----- Supplied data
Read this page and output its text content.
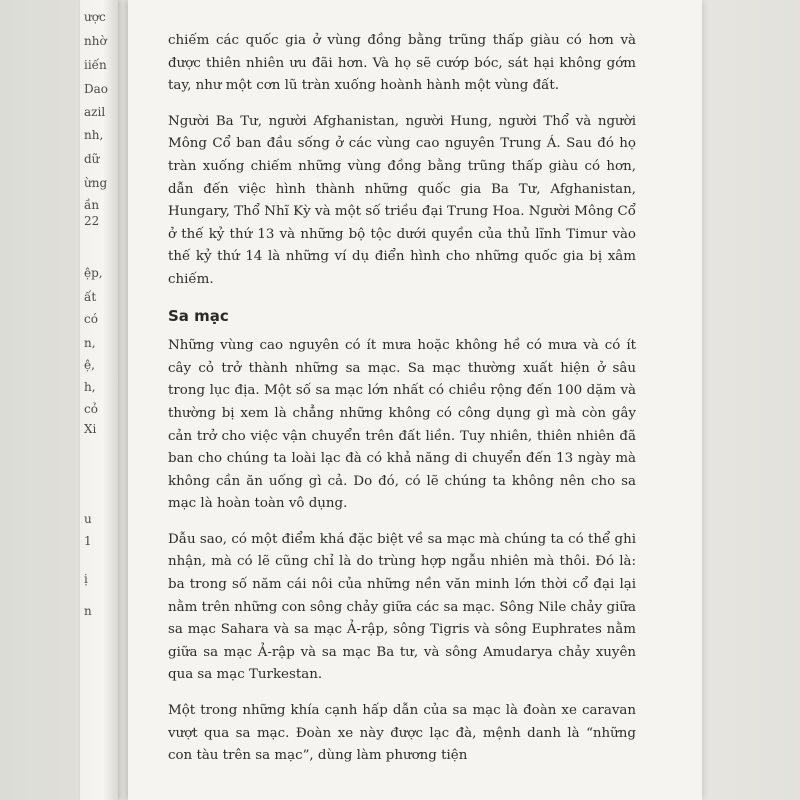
ược
nhờ
iiến
Dao
azil
nh,
dữ
ừng
ần
22
ệp,
ất
có
n,
ệ,
h,
cỏ
Xi
u
1
ị
n

chiếm các quốc gia ở vùng đồng bằng trũng thấp giàu có hơn và được thiên nhiên ưu đãi hơn. Và họ sẽ cướp bóc, sát hại không gớm tay, như một cơn lũ tràn xuống hoành hành một vùng đất.

Người Ba Tư, người Afghanistan, người Hung, người Thổ và người Mông Cổ ban đầu sống ở các vùng cao nguyên Trung Á. Sau đó họ tràn xuống chiếm những vùng đồng bằng trũng thấp giàu có hơn, dẫn đến việc hình thành những quốc gia Ba Tư, Afghanistan, Hungary, Thổ Nhĩ Kỳ và một số triều đại Trung Hoa. Người Mông Cổ ở thế kỷ thứ 13 và những bộ tộc dưới quyền của thủ lĩnh Timur vào thế kỷ thứ 14 là những ví dụ điển hình cho những quốc gia bị xâm chiếm.

Sa mạc

Những vùng cao nguyên có ít mưa hoặc không hề có mưa và có ít cây cỏ trở thành những sa mạc. Sa mạc thường xuất hiện ở sâu trong lục địa. Một số sa mạc lớn nhất có chiều rộng đến 100 dặm và thường bị xem là chẳng những không có công dụng gì mà còn gây cản trở cho việc vận chuyển trên đất liền. Tuy nhiên, thiên nhiên đã ban cho chúng ta loài lạc đà có khả năng di chuyển đến 13 ngày mà không cần ăn uống gì cả. Do đó, có lẽ chúng ta không nên cho sa mạc là hoàn toàn vô dụng.

Dẫu sao, có một điểm khá đặc biệt về sa mạc mà chúng ta có thể ghi nhận, mà có lẽ cũng chỉ là do trùng hợp ngẫu nhiên mà thôi. Đó là: ba trong số năm cái nôi của những nền văn minh lớn thời cổ đại lại nằm trên những con sông chảy giữa các sa mạc. Sông Nile chảy giữa sa mạc Sahara và sa mạc Ả-rập, sông Tigris và sông Euphrates nằm giữa sa mạc Ả-rập và sa mạc Ba tư, và sông Amudarya chảy xuyên qua sa mạc Turkestan.

Một trong những khía cạnh hấp dẫn của sa mạc là đoàn xe caravan vượt qua sa mạc. Đoàn xe này được lạc đà, mệnh danh là “những con tàu trên sa mạc”, dùng làm phương tiện
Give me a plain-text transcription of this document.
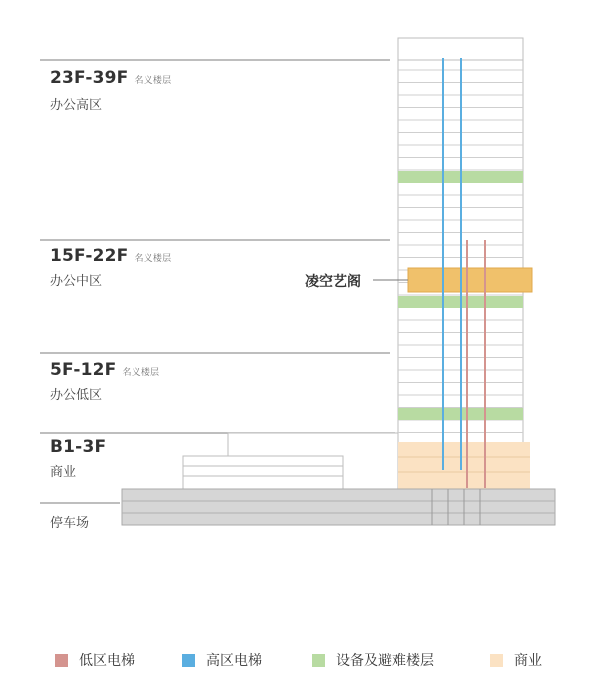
23F-39F 名义楼层
办公高区
15F-22F 名义楼层
办公中区
5F-12F 名义楼层
办公低区
B1-3F
商业
停车场
凌空艺阁
低区电梯	高区电梯	设备及避难楼层	商业
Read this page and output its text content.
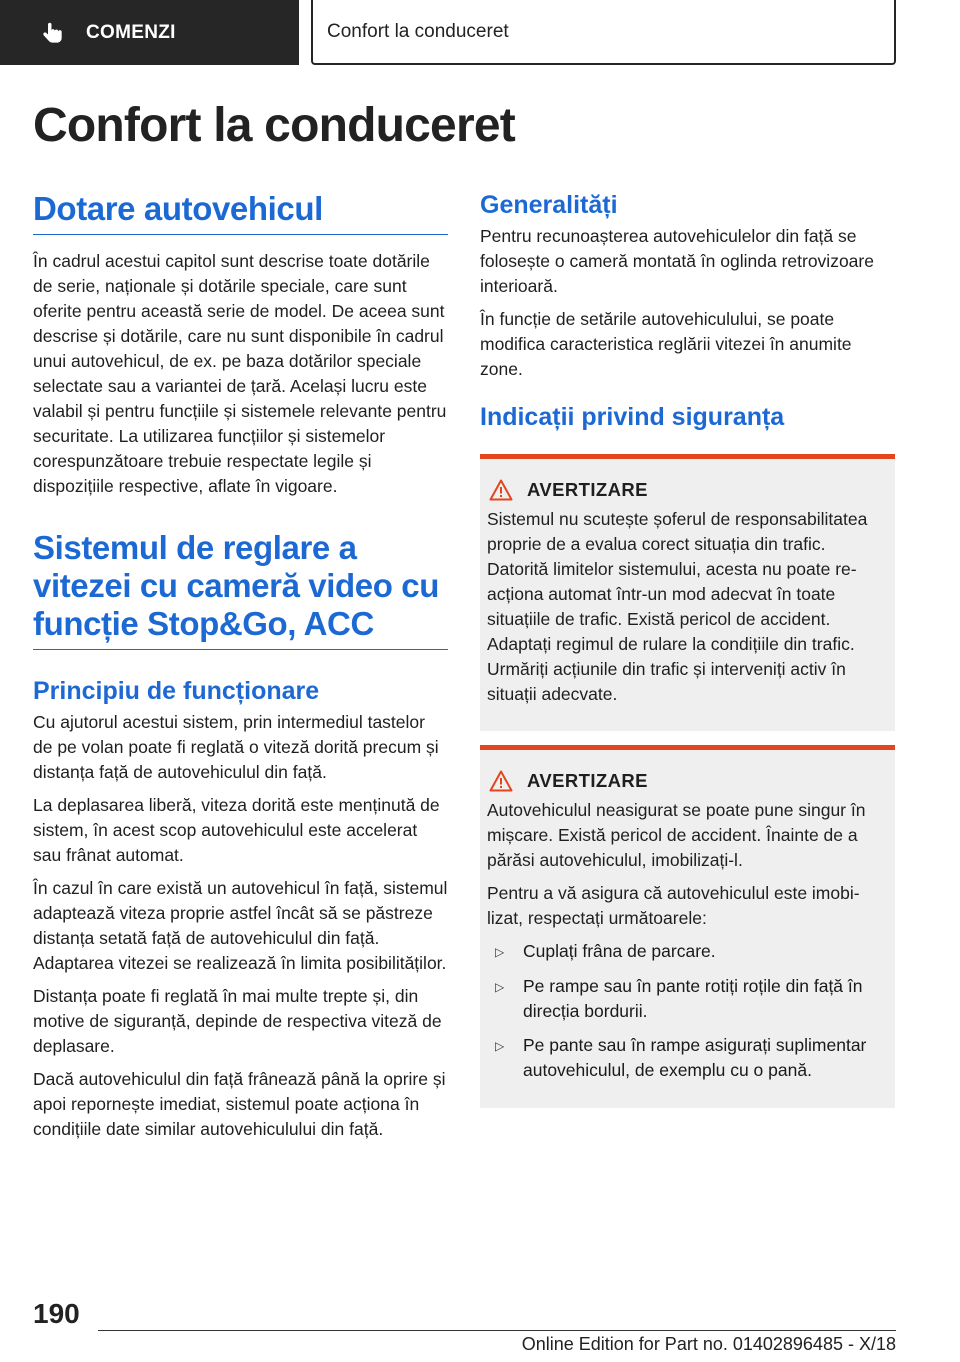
COMENZI	Confort la conduceret
Confort la conduceret
Dotare autovehicul

În cadrul acestui capitol sunt descrise toate dotările de serie, naționale și dotările speciale, care sunt oferite pentru această serie de model. De aceea sunt descrise și dotările, care nu sunt disponibile în cadrul unui autovehicul, de ex. pe baza dotărilor speciale selectate sau a variantei de țară. Același lucru este valabil și pentru funcțiile și sistemele relevante pentru securitate. La utilizarea funcțiilor și sistemelor corespunzătoare trebuie respectate legile și dispozițiile respective, aflate în vigoare.

Sistemul de reglare a vitezei cu cameră video cu funcție Stop&Go, ACC
Principiu de funcționare

Cu ajutorul acestui sistem, prin intermediul tastelor de pe volan poate fi reglată o viteză dorită precum și distanța față de autovehiculul din față.

La deplasarea liberă, viteza dorită este menținută de sistem, în acest scop autovehiculul este accelerat sau frânat automat.

În cazul în care există un autovehicul în față, sistemul adaptează viteza proprie astfel încât să se păstreze distanța setată față de autovehiculul din față. Adaptarea vitezei se realizează în limita posibilităților.

Distanța poate fi reglată în mai multe trepte și, din motive de siguranță, depinde de respectiva viteză de deplasare.

Dacă autovehiculul din față frânează până la oprire și apoi repornește imediat, sistemul poate acționa în condițiile date similar autovehiculului din față.

Generalități

Pentru recunoașterea autovehiculelor din față se folosește o cameră montată în oglinda retrovizoare interioară.

În funcție de setările autovehiculului, se poate modifica caracteristica reglării vitezei în anumite zone.

Indicații privind siguranța
AVERTIZARE

Sistemul nu scutește șoferul de responsabilitatea proprie de a evalua corect situația din trafic. Datorită limitelor sistemului, acesta nu poate reacționa automat într-un mod adecvat în toate situațiile de trafic. Există pericol de accident. Adaptați regimul de rulare la condițiile din trafic. Urmăriți acțiunile din trafic și interveniți activ în situații adecvate.

AVERTIZARE

Autovehiculul neasigurat se poate pune singur în mișcare. Există pericol de accident. Înainte de a părăsi autovehiculul, imobilizați-l.

Pentru a vă asigura că autovehiculul este imobilizat, respectați următoarele:

▷	Cuplați frâna de parcare.
▷	Pe rampe sau în pante rotiți roțile din față în direcția bordurii.
▷	Pe pante sau în rampe asigurați suplimentar autovehiculul, de exemplu cu o pană.
190
Online Edition for Part no. 01402896485 - X/18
----------
*Given exercise*
Reproduce the entries above without change, omitting all pictures.

*Task answer*
Read this page and output its text content.
ược
nhờ
iiến
Dao
azil
nh,
dữ
ừng
ần
22
ệp,
ất
có
n,
ệ,
h,
cỏ
Xi
u
1
ị
n

chiếm các quốc gia ở vùng đồng bằng trũng thấp giàu có hơn và được thiên nhiên ưu đãi hơn. Và họ sẽ cướp bóc, sát hại không gớm tay, như một cơn lũ tràn xuống hoành hành một vùng đất.

Người Ba Tư, người Afghanistan, người Hung, người Thổ và người Mông Cổ ban đầu sống ở các vùng cao nguyên Trung Á. Sau đó họ tràn xuống chiếm những vùng đồng bằng trũng thấp giàu có hơn, dẫn đến việc hình thành những quốc gia Ba Tư, Afghanistan, Hungary, Thổ Nhĩ Kỳ và một số triều đại Trung Hoa. Người Mông Cổ ở thế kỷ thứ 13 và những bộ tộc dưới quyền của thủ lĩnh Timur vào thế kỷ thứ 14 là những ví dụ điển hình cho những quốc gia bị xâm chiếm.

Sa mạc

Những vùng cao nguyên có ít mưa hoặc không hề có mưa và có ít cây cỏ trở thành những sa mạc. Sa mạc thường xuất hiện ở sâu trong lục địa. Một số sa mạc lớn nhất có chiều rộng đến 100 dặm và thường bị xem là chẳng những không có công dụng gì mà còn gây cản trở cho việc vận chuyển trên đất liền. Tuy nhiên, thiên nhiên đã ban cho chúng ta loài lạc đà có khả năng di chuyển đến 13 ngày mà không cần ăn uống gì cả. Do đó, có lẽ chúng ta không nên cho sa mạc là hoàn toàn vô dụng.

Dẫu sao, có một điểm khá đặc biệt về sa mạc mà chúng ta có thể ghi nhận, mà có lẽ cũng chỉ là do trùng hợp ngẫu nhiên mà thôi. Đó là: ba trong số năm cái nôi của những nền văn minh lớn thời cổ đại lại nằm trên những con sông chảy giữa các sa mạc. Sông Nile chảy giữa sa mạc Sahara và sa mạc Ả-rập, sông Tigris và sông Euphrates nằm giữa sa mạc Ả-rập và sa mạc Ba tư, và sông Amudarya chảy xuyên qua sa mạc Turkestan.

Một trong những khía cạnh hấp dẫn của sa mạc là đoàn xe caravan vượt qua sa mạc. Đoàn xe này được lạc đà, mệnh danh là “những con tàu trên sa mạc”, dùng làm phương tiện
Give me a plain-text transcription of this document.
23F-39F 名义楼层
办公高区
15F-22F 名义楼层
办公中区
5F-12F 名义楼层
办公低区
B1-3F
商业
停车场
凌空艺阁
低区电梯	高区电梯	设备及避难楼层	商业
Read this page and output its text content.
COMENZI	Confort la conduceret
Confort la conduceret
Dotare autovehicul

În cadrul acestui capitol sunt descrise toate dotările de serie, naționale și dotările speciale, care sunt oferite pentru această serie de model. De aceea sunt descrise și dotările, care nu sunt disponibile în cadrul unui autovehicul, de ex. pe baza dotărilor speciale selectate sau a variantei de țară. Același lucru este valabil și pentru funcțiile și sistemele relevante pentru securitate. La utilizarea funcțiilor și sistemelor corespunzătoare trebuie respectate legile și dispozițiile respective, aflate în vigoare.

Sistemul de reglare a vitezei cu cameră video cu funcție Stop&Go, ACC
Principiu de funcționare

Cu ajutorul acestui sistem, prin intermediul tastelor de pe volan poate fi reglată o viteză dorită precum și distanța față de autovehiculul din față.

La deplasarea liberă, viteza dorită este menținută de sistem, în acest scop autovehiculul este accelerat sau frânat automat.

În cazul în care există un autovehicul în față, sistemul adaptează viteza proprie astfel încât să se păstreze distanța setată față de autovehiculul din față. Adaptarea vitezei se realizează în limita posibilităților.

Distanța poate fi reglată în mai multe trepte și, din motive de siguranță, depinde de respectiva viteză de deplasare.

Dacă autovehiculul din față frânează până la oprire și apoi repornește imediat, sistemul poate acționa în condițiile date similar autovehiculului din față.

Generalități

Pentru recunoașterea autovehiculelor din față se folosește o cameră montată în oglinda retrovizoare interioară.

În funcție de setările autovehiculului, se poate modifica caracteristica reglării vitezei în anumite zone.

Indicații privind siguranța
AVERTIZARE

Sistemul nu scutește șoferul de responsabilitatea proprie de a evalua corect situația din trafic. Datorită limitelor sistemului, acesta nu poate reacționa automat într-un mod adecvat în toate situațiile de trafic. Există pericol de accident. Adaptați regimul de rulare la condițiile din trafic. Urmăriți acțiunile din trafic și interveniți activ în situații adecvate.

AVERTIZARE

Autovehiculul neasigurat se poate pune singur în mișcare. Există pericol de accident. Înainte de a părăsi autovehiculul, imobilizați-l.

Pentru a vă asigura că autovehiculul este imobilizat, respectați următoarele:

▷	Cuplați frâna de parcare.
▷	Pe rampe sau în pante rotiți roțile din față în direcția bordurii.
▷	Pe pante sau în rampe asigurați suplimentar autovehiculul, de exemplu cu o pană.
190
Online Edition for Part no. 01402896485 - X/18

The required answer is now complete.